* 任务说明
请一字不改地引用下方暴力破解文档中的一段：从含有“攻击来源:设置某个IP、IP”的文字开始，到“式有手动选择和全部导出两种。”结束。

暴力破解用于发现用户主机上各类阻止各类关键应用被暴力破解,尝试登录的行为,防止登录账户被爆破。目前支持rdp、ssh和winrm三种服务。
具体操作:
攻击记录查看:列表中根据服务类型、攻击来源和攻击目标聚合所有的攻击记录。点击累计攻击次数的按钮,可查看当前攻击来源对这台主机上的该服务已经进行的攻击记录;
自动封停:功能具备自动封停机制,会对达到封停条件的入侵告警进行封停操作,封停后攻击来源在封停时间内无法再次暴力破解该主机上的该服务;
手动封停按钮:点击后可对上报的攻击来源进行手动封停操作,手动封停为永久封停,如需解除封停需要手动解封;
手动解封按钮:点击后可解封已被封停的攻击来源;
加入白名单按钮:用户可以选择手动将一条暴力破解记录加入白名单。加入以后这条记录将成为一条规则,这条规则由该暴力破解的登录时间、登录IP、登录区域三个条件以与关系结合成规则。该规则的适用范围为这条记录的主机IP。
服务设置
进入服务设置列表,可以根据需要选择rdp、ssh和winrm服务的开启关闭状态。
查看白名单
选择“白名单规则”进入白名单规则列表。暴力破解白名单是为了将某些登录认定为正常登录行为而非上报为暴力破解,防止一些不必要的上报和封停。
| 规则 | 条件列表 | 规则范围 |
|---|
| 说明 | 条件列表是具体的条件详细内容,条件之间为“与”关系。
攻击来源:设置某个IP、IP段或系统已有的IP组为正常登录IP,添加方式包括手动添加、常用IP组导入;
攻击时间:设置一个或多个时间点为正常登录时间,登录时间设置方式星期加上起止时间;
攻击使用账号:用户手动填写一个或者多个账号。 | 全部主机:指的是所以装有Agent的主机;
自定义范围:可以选择业务组与自己输入单台主机IP的复合结果。 |
查看白名单受影响记录:对于已经保存的单条规则,用户可以点击“查看详情”,查看受白名单影响的记录列表
编辑白名单:对于已经保存的单条规则,用户可以选择对其进行修改。 白名单规则修改后,对后续上报的事件进行生效。 遍历数据的限制条件同新建白名单
删除白名单: 对于已经保存的单条或者多条规则,用户可以选择对其进行删除。在删除时,需要给用户删除确认提示,用户确认后方可删除
自动封停设置
开启该功能后,非内网的攻击主机会被自动封停,需要手动解封。
导出
暴力破解的数据导出功能是用来将列表内的数据以自定义方式导出成数据文件供用户在系统外使用。选择的方式有手动选择和全部导出两种。
例如:用户会导出暴力破解数据用于特定的统计处理,对近期的检测数据进行存档等。

* 原始资料
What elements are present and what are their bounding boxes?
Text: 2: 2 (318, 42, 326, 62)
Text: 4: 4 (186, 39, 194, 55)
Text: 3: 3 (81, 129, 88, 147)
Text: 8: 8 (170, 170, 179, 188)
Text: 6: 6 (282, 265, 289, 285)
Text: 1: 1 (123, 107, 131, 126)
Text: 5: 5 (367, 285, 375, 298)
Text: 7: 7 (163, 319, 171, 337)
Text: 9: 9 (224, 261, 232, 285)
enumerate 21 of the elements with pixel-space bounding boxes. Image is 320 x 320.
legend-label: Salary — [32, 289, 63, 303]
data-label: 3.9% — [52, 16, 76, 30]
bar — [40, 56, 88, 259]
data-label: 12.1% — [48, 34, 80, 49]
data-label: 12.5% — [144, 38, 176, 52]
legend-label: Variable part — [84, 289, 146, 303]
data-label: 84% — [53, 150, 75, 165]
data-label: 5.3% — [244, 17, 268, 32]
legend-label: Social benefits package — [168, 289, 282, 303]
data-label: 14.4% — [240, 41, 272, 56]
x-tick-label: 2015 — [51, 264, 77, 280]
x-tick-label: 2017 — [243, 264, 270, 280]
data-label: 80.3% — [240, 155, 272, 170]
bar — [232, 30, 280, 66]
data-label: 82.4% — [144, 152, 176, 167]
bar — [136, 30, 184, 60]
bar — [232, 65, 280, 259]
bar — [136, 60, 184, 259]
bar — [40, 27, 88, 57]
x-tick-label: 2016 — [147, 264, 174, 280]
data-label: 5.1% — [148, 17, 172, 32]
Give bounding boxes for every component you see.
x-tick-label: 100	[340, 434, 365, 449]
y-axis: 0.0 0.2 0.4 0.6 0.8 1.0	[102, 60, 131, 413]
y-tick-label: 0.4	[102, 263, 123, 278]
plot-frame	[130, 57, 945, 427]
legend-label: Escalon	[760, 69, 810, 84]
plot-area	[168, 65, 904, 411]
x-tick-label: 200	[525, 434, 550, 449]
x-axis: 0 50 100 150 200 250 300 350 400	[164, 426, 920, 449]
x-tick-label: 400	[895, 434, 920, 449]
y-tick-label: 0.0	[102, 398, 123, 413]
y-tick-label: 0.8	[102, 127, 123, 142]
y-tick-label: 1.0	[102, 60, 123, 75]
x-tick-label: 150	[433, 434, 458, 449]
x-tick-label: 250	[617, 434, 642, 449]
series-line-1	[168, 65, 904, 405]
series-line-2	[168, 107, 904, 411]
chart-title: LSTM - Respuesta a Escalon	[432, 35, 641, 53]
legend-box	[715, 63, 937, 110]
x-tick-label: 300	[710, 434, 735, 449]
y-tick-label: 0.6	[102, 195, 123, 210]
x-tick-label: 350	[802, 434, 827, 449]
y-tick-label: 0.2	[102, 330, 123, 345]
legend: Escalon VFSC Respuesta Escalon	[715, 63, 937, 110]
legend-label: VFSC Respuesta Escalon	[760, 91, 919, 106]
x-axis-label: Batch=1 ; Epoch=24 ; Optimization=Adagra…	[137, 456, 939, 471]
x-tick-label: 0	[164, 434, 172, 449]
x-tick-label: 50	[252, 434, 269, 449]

* 作答区
攻击来源:设置某个IP、IP段或系统已有的IP组为正常登录IP,添加方式包括手动添加、常用IP组导入;
攻击时间:设置一个或多个时间点为正常登录时间,登录时间设置方式星期加上起止时间;
攻击使用账号:用户手动填写一个或者多个账号。 | 全部主机:指的是所以装有Agent的主机;
自定义范围:可以选择业务组与自己输入单台主机IP的复合结果。 |
查看白名单受影响记录:对于已经保存的单条规则,用户可以点击“查看详情”,查看受白名单影响的记录列表
编辑白名单:对于已经保存的单条规则,用户可以选择对其进行修改。 白名单规则修改后,对后续上报的事件进行生效。 遍历数据的限制条件同新建白名单
删除白名单: 对于已经保存的单条或者多条规则,用户可以选择对其进行删除。在删除时,需要给用户删除确认提示,用户确认后方可删除
自动封停设置
开启该功能后,非内网的攻击主机会被自动封停,需要手动解封。
导出
暴力破解的数据导出功能是用来将列表内的数据以自定义方式导出成数据文件供用户在系统外使用。选择的方式有手动选择和全部导出两种。